#### Given entries:
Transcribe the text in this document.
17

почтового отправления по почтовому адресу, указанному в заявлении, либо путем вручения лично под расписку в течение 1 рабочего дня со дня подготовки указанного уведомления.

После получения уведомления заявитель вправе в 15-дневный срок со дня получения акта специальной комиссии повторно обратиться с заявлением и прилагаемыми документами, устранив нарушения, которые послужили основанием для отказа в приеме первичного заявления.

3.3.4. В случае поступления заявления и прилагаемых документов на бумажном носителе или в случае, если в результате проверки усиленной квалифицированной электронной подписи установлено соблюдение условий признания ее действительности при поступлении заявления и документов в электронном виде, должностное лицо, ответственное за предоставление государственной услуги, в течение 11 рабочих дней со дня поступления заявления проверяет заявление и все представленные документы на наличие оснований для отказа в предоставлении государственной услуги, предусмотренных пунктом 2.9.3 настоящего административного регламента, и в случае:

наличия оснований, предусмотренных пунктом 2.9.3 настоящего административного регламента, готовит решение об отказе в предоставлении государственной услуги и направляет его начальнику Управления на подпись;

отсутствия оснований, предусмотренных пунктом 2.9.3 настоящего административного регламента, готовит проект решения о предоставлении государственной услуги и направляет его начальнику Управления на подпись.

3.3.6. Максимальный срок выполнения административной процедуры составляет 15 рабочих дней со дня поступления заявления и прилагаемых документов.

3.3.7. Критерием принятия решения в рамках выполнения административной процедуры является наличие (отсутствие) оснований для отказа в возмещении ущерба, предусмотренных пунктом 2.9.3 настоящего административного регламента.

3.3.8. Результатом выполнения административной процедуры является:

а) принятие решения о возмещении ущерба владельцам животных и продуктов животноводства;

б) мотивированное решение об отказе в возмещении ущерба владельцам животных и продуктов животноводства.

#### Goal of the exercise:
Repeat all the entries exactly as given.

#### Task result:
Transcribe the text in this document.
17

почтового отправления по почтовому адресу, указанному в заявлении, либо путем вручения лично под расписку в течение 1 рабочего дня со дня подготовки указанного уведомления.

После получения уведомления заявитель вправе в 15-дневный срок со дня получения акта специальной комиссии повторно обратиться с заявлением и прилагаемыми документами, устранив нарушения, которые послужили основанием для отказа в приеме первичного заявления.

3.3.4. В случае поступления заявления и прилагаемых документов на бумажном носителе или в случае, если в результате проверки усиленной квалифицированной электронной подписи установлено соблюдение условий признания ее действительности при поступлении заявления и документов в электронном виде, должностное лицо, ответственное за предоставление государственной услуги, в течение 11 рабочих дней со дня поступления заявления проверяет заявление и все представленные документы на наличие оснований для отказа в предоставлении государственной услуги, предусмотренных пунктом 2.9.3 настоящего административного регламента, и в случае:

наличия оснований, предусмотренных пунктом 2.9.3 настоящего административного регламента, готовит решение об отказе в предоставлении государственной услуги и направляет его начальнику Управления на подпись;

отсутствия оснований, предусмотренных пунктом 2.9.3 настоящего административного регламента, готовит проект решения о предоставлении государственной услуги и направляет его начальнику Управления на подпись.

3.3.6. Максимальный срок выполнения административной процедуры составляет 15 рабочих дней со дня поступления заявления и прилагаемых документов.

3.3.7. Критерием принятия решения в рамках выполнения административной процедуры является наличие (отсутствие) оснований для отказа в возмещении ущерба, предусмотренных пунктом 2.9.3 настоящего административного регламента.

3.3.8. Результатом выполнения административной процедуры является:

а) принятие решения о возмещении ущерба владельцам животных и продуктов животноводства;

б) мотивированное решение об отказе в возмещении ущерба владельцам животных и продуктов животноводства.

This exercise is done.